Layout element annotations:

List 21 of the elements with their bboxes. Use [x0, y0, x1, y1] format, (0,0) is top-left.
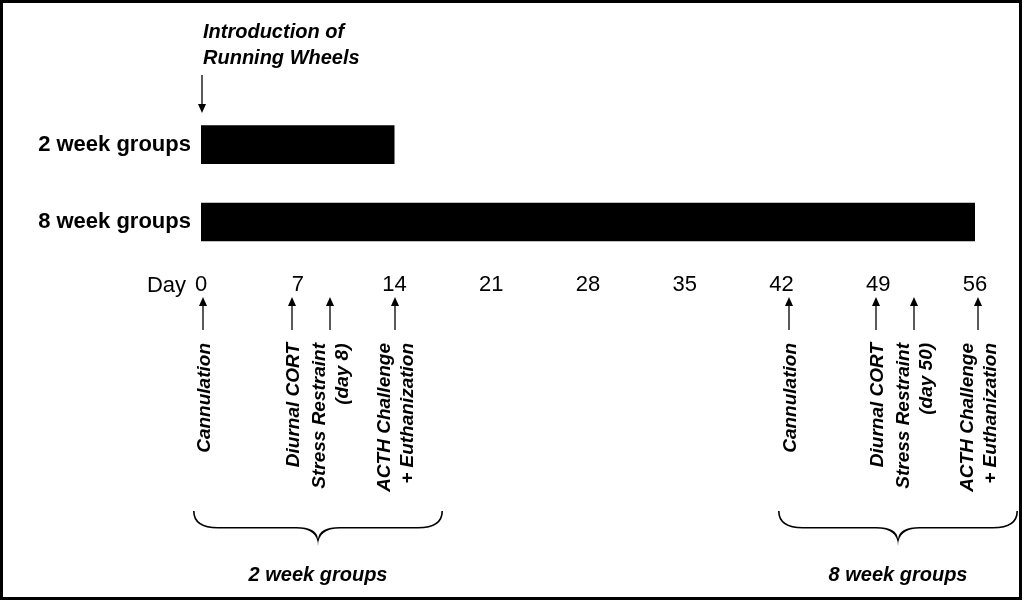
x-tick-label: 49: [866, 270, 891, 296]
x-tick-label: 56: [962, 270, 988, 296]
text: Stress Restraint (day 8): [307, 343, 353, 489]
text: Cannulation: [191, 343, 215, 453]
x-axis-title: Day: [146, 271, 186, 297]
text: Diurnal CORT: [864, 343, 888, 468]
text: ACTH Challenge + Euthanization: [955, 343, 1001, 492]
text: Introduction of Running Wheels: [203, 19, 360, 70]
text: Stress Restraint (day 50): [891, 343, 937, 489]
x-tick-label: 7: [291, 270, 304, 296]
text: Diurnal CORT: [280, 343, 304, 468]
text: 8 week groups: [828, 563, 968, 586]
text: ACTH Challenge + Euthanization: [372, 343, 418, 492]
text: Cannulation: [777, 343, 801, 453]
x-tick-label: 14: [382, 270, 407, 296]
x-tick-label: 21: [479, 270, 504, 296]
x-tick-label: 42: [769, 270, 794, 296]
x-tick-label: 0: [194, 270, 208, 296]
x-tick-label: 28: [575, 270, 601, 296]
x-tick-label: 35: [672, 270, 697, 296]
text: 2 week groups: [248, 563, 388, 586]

...

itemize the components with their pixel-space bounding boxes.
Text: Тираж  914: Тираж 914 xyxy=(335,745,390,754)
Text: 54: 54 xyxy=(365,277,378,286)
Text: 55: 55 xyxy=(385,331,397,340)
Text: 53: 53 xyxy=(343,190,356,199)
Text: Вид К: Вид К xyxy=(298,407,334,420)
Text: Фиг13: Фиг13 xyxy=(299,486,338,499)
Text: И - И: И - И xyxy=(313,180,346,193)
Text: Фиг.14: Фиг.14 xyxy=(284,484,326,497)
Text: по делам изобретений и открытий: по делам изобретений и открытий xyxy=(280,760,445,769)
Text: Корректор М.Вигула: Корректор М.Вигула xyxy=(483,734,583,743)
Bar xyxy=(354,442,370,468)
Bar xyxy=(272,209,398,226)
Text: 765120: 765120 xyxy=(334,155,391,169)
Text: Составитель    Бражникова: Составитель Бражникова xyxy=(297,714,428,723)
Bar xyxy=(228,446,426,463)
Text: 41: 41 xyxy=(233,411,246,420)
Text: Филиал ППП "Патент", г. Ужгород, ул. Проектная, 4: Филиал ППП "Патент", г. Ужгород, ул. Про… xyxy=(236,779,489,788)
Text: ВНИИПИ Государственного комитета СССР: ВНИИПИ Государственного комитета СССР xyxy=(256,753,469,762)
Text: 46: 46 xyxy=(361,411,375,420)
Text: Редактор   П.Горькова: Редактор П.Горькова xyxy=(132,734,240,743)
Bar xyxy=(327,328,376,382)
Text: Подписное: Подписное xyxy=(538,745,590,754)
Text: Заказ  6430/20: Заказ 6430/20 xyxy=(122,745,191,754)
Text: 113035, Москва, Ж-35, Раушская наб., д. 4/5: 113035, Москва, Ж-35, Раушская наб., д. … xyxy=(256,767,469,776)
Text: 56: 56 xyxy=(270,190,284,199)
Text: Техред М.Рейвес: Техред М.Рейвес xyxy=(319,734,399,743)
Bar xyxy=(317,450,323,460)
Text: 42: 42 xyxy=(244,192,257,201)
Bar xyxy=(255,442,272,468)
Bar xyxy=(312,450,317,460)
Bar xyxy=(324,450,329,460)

- WHAT YOU ARE ASKED TO DO -
Render the listing lines from the one containing "x-tick-label: 49: [866, 270, 891, 296]" through the one containing "text: ACTH Challenge + Euthanization: [955, 343, 1001, 492]", both included, as a numbered list with blank lines omitted.

- SOLVED PROBLEM -
1. x-tick-label: 49: [866, 270, 891, 296]
2. x-tick-label: 56: [962, 270, 988, 296]
3. text: Stress Restraint (day 8): [307, 343, 353, 489]
4. text: Cannulation: [191, 343, 215, 453]
5. x-axis-title: Day: [146, 271, 186, 297]
6. text: Diurnal CORT: [864, 343, 888, 468]
7. text: ACTH Challenge + Euthanization: [955, 343, 1001, 492]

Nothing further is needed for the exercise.